Task statement :: How many lines in the entries below include the string "需要注意的是"? Answer with the number only.

***** Extracted information *****

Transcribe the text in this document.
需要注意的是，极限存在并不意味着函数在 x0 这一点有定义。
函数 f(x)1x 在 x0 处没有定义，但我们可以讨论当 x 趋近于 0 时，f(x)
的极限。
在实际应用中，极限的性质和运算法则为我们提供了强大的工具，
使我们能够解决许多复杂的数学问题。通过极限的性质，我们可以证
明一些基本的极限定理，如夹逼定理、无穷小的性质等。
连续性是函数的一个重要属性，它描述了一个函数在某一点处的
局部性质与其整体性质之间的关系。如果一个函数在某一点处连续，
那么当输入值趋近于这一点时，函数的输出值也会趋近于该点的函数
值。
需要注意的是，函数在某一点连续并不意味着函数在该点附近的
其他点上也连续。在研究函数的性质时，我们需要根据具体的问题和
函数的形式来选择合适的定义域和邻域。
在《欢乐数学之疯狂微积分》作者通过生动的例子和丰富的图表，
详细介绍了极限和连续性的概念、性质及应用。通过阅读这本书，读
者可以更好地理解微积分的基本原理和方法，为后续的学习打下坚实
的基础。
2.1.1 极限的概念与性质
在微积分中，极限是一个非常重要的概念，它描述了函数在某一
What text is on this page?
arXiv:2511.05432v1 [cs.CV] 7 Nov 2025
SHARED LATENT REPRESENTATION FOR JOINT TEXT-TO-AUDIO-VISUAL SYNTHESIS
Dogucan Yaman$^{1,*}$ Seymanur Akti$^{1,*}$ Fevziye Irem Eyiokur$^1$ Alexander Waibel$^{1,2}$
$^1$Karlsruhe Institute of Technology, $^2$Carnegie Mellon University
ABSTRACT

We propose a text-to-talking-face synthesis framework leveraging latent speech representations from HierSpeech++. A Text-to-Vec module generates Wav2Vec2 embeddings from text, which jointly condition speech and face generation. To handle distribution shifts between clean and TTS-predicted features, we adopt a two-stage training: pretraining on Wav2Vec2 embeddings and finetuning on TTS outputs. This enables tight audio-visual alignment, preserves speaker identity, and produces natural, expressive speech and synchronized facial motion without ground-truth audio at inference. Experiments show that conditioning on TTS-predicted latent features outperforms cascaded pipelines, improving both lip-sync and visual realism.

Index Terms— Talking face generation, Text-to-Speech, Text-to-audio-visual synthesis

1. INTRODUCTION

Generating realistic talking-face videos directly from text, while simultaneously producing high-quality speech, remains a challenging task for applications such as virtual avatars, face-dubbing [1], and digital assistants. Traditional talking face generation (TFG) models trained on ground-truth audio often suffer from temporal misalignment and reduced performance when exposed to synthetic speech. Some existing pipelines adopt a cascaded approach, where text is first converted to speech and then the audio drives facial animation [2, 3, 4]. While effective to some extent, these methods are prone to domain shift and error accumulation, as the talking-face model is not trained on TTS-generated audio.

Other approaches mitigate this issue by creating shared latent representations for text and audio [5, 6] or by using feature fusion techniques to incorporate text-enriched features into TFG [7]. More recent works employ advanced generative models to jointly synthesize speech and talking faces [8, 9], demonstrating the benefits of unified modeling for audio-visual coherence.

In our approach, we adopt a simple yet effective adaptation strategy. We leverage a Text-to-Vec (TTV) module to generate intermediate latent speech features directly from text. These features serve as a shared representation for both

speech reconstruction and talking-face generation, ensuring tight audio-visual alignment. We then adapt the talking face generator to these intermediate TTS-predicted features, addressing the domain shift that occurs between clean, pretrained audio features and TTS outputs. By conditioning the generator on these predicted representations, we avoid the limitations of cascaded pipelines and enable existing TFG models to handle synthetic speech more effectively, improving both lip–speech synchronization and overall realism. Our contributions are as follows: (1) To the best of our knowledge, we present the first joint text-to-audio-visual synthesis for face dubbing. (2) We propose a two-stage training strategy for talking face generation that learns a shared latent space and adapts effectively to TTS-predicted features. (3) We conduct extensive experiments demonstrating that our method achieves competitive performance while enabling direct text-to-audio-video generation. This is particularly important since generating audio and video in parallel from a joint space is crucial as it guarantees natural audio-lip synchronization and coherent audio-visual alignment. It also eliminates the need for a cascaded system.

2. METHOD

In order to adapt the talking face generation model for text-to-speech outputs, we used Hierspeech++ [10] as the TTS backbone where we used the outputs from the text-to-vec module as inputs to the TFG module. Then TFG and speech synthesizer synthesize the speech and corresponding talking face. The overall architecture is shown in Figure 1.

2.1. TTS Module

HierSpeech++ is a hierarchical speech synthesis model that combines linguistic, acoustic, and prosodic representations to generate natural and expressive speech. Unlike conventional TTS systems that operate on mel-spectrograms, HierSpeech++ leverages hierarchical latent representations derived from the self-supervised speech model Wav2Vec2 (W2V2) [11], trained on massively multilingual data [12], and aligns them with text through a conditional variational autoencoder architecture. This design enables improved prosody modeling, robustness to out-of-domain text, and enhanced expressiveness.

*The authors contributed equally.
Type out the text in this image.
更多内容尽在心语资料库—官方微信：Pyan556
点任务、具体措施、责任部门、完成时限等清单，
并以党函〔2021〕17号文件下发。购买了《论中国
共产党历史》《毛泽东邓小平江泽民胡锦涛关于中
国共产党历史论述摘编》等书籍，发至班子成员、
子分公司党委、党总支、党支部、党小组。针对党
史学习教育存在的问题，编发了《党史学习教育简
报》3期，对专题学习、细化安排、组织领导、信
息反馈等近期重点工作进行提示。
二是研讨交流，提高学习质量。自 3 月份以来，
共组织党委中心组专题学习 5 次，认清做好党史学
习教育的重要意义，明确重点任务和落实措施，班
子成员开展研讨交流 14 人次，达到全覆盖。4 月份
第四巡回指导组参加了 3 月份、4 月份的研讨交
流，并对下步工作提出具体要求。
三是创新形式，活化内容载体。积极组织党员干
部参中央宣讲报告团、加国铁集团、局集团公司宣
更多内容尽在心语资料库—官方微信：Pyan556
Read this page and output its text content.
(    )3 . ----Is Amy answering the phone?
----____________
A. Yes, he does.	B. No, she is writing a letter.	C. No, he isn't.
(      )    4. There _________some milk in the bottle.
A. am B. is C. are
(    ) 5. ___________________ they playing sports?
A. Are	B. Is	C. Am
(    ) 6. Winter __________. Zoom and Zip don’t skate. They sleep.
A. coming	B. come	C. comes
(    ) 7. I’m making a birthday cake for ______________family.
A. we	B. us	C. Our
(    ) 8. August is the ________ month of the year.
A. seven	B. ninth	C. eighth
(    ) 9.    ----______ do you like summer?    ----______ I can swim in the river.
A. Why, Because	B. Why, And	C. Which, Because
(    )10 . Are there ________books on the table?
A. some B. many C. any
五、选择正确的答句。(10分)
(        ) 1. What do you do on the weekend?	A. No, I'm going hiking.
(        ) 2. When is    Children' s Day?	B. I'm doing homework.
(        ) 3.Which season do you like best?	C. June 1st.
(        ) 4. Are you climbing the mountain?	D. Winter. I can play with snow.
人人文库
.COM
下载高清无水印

*****

Answer to the task :: 2